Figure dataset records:

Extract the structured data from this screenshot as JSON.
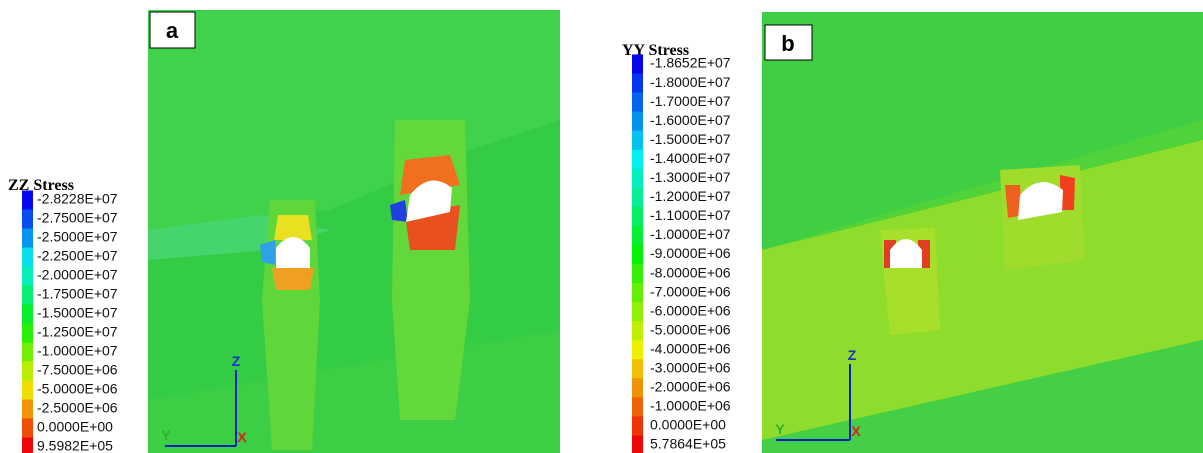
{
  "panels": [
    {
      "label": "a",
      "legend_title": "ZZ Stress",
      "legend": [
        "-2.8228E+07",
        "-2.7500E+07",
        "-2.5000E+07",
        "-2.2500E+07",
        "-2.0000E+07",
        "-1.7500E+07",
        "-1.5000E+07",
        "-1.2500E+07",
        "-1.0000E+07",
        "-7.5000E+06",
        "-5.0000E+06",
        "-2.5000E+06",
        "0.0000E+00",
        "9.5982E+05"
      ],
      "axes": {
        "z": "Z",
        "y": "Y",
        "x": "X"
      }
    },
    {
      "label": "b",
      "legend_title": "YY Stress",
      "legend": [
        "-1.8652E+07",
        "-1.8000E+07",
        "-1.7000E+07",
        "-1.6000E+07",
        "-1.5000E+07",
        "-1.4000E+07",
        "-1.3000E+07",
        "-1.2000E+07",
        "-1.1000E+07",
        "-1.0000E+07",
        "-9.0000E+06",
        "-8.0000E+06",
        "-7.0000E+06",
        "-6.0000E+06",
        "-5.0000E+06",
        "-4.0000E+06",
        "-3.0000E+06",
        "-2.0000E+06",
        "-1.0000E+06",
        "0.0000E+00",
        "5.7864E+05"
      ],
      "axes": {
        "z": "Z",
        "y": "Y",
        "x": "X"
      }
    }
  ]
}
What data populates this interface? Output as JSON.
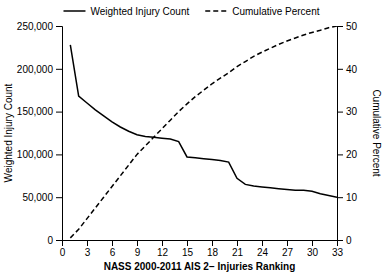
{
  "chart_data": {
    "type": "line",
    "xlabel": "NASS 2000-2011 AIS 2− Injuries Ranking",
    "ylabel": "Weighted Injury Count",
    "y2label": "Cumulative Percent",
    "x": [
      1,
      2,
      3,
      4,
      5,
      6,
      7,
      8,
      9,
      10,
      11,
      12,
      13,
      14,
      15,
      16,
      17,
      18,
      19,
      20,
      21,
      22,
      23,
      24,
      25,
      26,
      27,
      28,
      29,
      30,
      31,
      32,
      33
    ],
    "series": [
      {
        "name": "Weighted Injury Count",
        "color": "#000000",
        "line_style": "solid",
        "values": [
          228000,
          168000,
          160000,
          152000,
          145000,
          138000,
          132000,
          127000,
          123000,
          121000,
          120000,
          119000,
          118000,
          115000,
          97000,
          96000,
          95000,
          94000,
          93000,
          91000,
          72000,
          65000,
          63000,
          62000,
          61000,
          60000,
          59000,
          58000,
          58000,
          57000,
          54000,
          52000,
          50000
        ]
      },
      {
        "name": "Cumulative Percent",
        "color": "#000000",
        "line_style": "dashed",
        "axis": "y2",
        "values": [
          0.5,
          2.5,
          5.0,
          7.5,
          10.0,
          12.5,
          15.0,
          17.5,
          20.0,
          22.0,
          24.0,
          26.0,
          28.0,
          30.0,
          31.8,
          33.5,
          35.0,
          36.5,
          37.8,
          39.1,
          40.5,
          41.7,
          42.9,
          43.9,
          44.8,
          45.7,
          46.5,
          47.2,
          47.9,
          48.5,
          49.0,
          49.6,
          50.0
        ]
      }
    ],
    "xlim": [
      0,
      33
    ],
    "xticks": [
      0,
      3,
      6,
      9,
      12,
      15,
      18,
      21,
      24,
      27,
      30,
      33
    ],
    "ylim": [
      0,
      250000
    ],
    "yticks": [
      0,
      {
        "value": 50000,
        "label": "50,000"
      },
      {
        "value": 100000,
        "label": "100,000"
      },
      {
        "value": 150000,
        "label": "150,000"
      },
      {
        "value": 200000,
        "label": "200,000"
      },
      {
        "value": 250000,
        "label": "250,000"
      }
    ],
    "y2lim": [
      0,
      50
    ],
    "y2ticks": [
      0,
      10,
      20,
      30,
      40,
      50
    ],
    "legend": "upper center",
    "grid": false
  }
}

*WHAT YOU SHOULD DO*: Pull every line containing "Count" from the material above.

*REPLY TO THE EXERCISE*:
    "ylabel": "Weighted Injury Count",
        "name": "Weighted Injury Count",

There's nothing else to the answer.